[A block of data]
━━━━━━

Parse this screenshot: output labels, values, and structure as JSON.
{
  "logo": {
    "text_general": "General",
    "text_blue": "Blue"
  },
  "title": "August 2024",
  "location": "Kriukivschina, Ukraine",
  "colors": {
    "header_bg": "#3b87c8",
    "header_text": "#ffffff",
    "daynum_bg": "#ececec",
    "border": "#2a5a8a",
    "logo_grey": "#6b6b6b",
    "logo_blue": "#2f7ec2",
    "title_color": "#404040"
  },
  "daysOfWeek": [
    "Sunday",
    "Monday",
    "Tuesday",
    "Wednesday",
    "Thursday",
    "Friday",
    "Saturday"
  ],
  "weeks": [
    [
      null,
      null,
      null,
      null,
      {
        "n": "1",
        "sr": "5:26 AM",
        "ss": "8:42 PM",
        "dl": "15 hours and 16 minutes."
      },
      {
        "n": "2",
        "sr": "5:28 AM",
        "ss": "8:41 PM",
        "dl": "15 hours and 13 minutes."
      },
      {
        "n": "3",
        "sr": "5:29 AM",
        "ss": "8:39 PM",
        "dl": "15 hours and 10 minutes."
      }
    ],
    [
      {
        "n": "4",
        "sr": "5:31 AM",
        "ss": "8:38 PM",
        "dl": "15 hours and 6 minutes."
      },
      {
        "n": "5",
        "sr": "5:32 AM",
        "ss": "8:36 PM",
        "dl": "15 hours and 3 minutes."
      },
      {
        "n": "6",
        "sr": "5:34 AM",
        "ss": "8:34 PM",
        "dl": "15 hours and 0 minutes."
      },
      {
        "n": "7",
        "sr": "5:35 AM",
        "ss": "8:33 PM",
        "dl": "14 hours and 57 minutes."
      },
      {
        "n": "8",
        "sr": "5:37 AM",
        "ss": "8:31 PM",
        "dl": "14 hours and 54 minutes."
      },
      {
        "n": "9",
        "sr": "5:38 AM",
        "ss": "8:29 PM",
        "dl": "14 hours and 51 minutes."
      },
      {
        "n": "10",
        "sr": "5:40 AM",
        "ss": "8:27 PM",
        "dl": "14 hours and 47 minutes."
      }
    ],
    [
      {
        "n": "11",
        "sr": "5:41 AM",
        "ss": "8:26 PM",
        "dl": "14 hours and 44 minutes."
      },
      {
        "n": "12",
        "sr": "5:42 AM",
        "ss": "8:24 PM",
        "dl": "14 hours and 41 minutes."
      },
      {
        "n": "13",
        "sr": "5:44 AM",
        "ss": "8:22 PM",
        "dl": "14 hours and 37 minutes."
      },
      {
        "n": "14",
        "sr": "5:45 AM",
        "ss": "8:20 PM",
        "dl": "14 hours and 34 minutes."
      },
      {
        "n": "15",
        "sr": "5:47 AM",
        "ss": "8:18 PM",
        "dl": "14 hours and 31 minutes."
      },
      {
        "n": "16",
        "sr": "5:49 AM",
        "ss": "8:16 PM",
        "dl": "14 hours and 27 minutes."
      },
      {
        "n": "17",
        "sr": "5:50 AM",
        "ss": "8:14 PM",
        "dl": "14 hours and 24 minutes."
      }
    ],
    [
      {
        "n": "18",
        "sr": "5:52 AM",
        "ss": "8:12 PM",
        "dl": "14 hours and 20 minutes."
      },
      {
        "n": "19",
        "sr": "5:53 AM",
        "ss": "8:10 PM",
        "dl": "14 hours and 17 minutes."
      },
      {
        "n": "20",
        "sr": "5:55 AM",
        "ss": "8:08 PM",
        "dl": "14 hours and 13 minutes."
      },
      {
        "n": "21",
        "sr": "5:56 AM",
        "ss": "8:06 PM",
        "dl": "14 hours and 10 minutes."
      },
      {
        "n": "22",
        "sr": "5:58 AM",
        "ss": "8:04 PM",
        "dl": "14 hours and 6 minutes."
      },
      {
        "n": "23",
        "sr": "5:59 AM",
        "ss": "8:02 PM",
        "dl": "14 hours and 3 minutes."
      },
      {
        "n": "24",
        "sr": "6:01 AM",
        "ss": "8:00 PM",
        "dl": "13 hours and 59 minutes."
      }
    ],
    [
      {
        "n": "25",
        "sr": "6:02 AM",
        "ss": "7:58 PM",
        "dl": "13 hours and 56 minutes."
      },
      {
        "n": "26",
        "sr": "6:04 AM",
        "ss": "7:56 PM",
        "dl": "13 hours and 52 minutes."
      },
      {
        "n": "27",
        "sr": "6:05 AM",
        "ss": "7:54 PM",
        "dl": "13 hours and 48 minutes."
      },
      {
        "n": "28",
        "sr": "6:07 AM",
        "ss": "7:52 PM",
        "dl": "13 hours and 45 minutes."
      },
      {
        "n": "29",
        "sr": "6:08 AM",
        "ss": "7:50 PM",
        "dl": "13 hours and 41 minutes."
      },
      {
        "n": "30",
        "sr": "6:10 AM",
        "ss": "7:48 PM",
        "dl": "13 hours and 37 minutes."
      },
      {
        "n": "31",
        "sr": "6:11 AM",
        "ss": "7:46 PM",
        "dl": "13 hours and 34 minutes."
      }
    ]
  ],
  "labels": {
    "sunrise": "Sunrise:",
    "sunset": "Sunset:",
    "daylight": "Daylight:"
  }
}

━━━━━━

Return the full listing, character for character.

• _Worked answer_
Parse this screenshot: output labels, values, and structure as JSON.
{
  "logo": {
    "text_general": "General",
    "text_blue": "Blue"
  },
  "title": "August 2024",
  "location": "Kriukivschina, Ukraine",
  "colors": {
    "header_bg": "#3b87c8",
    "header_text": "#ffffff",
    "daynum_bg": "#ececec",
    "border": "#2a5a8a",
    "logo_grey": "#6b6b6b",
    "logo_blue": "#2f7ec2",
    "title_color": "#404040"
  },
  "daysOfWeek": [
    "Sunday",
    "Monday",
    "Tuesday",
    "Wednesday",
    "Thursday",
    "Friday",
    "Saturday"
  ],
  "weeks": [
    [
      null,
      null,
      null,
      null,
      {
        "n": "1",
        "sr": "5:26 AM",
        "ss": "8:42 PM",
        "dl": "15 hours and 16 minutes."
      },
      {
        "n": "2",
        "sr": "5:28 AM",
        "ss": "8:41 PM",
        "dl": "15 hours and 13 minutes."
      },
      {
        "n": "3",
        "sr": "5:29 AM",
        "ss": "8:39 PM",
        "dl": "15 hours and 10 minutes."
      }
    ],
    [
      {
        "n": "4",
        "sr": "5:31 AM",
        "ss": "8:38 PM",
        "dl": "15 hours and 6 minutes."
      },
      {
        "n": "5",
        "sr": "5:32 AM",
        "ss": "8:36 PM",
        "dl": "15 hours and 3 minutes."
      },
      {
        "n": "6",
        "sr": "5:34 AM",
        "ss": "8:34 PM",
        "dl": "15 hours and 0 minutes."
      },
      {
        "n": "7",
        "sr": "5:35 AM",
        "ss": "8:33 PM",
        "dl": "14 hours and 57 minutes."
      },
      {
        "n": "8",
        "sr": "5:37 AM",
        "ss": "8:31 PM",
        "dl": "14 hours and 54 minutes."
      },
      {
        "n": "9",
        "sr": "5:38 AM",
        "ss": "8:29 PM",
        "dl": "14 hours and 51 minutes."
      },
      {
        "n": "10",
        "sr": "5:40 AM",
        "ss": "8:27 PM",
        "dl": "14 hours and 47 minutes."
      }
    ],
    [
      {
        "n": "11",
        "sr": "5:41 AM",
        "ss": "8:26 PM",
        "dl": "14 hours and 44 minutes."
      },
      {
        "n": "12",
        "sr": "5:42 AM",
        "ss": "8:24 PM",
        "dl": "14 hours and 41 minutes."
      },
      {
        "n": "13",
        "sr": "5:44 AM",
        "ss": "8:22 PM",
        "dl": "14 hours and 37 minutes."
      },
      {
        "n": "14",
        "sr": "5:45 AM",
        "ss": "8:20 PM",
        "dl": "14 hours and 34 minutes."
      },
      {
        "n": "15",
        "sr": "5:47 AM",
        "ss": "8:18 PM",
        "dl": "14 hours and 31 minutes."
      },
      {
        "n": "16",
        "sr": "5:49 AM",
        "ss": "8:16 PM",
        "dl": "14 hours and 27 minutes."
      },
      {
        "n": "17",
        "sr": "5:50 AM",
        "ss": "8:14 PM",
        "dl": "14 hours and 24 minutes."
      }
    ],
    [
      {
        "n": "18",
        "sr": "5:52 AM",
        "ss": "8:12 PM",
        "dl": "14 hours and 20 minutes."
      },
      {
        "n": "19",
        "sr": "5:53 AM",
        "ss": "8:10 PM",
        "dl": "14 hours and 17 minutes."
      },
      {
        "n": "20",
        "sr": "5:55 AM",
        "ss": "8:08 PM",
        "dl": "14 hours and 13 minutes."
      },
      {
        "n": "21",
        "sr": "5:56 AM",
        "ss": "8:06 PM",
        "dl": "14 hours and 10 minutes."
      },
      {
        "n": "22",
        "sr": "5:58 AM",
        "ss": "8:04 PM",
        "dl": "14 hours and 6 minutes."
      },
      {
        "n": "23",
        "sr": "5:59 AM",
        "ss": "8:02 PM",
        "dl": "14 hours and 3 minutes."
      },
      {
        "n": "24",
        "sr": "6:01 AM",
        "ss": "8:00 PM",
        "dl": "13 hours and 59 minutes."
      }
    ],
    [
      {
        "n": "25",
        "sr": "6:02 AM",
        "ss": "7:58 PM",
        "dl": "13 hours and 56 minutes."
      },
      {
        "n": "26",
        "sr": "6:04 AM",
        "ss": "7:56 PM",
        "dl": "13 hours and 52 minutes."
      },
      {
        "n": "27",
        "sr": "6:05 AM",
        "ss": "7:54 PM",
        "dl": "13 hours and 48 minutes."
      },
      {
        "n": "28",
        "sr": "6:07 AM",
        "ss": "7:52 PM",
        "dl": "13 hours and 45 minutes."
      },
      {
        "n": "29",
        "sr": "6:08 AM",
        "ss": "7:50 PM",
        "dl": "13 hours and 41 minutes."
      },
      {
        "n": "30",
        "sr": "6:10 AM",
        "ss": "7:48 PM",
        "dl": "13 hours and 37 minutes."
      },
      {
        "n": "31",
        "sr": "6:11 AM",
        "ss": "7:46 PM",
        "dl": "13 hours and 34 minutes."
      }
    ]
  ],
  "labels": {
    "sunrise": "Sunrise:",
    "sunset": "Sunset:",
    "daylight": "Daylight:"
  }
}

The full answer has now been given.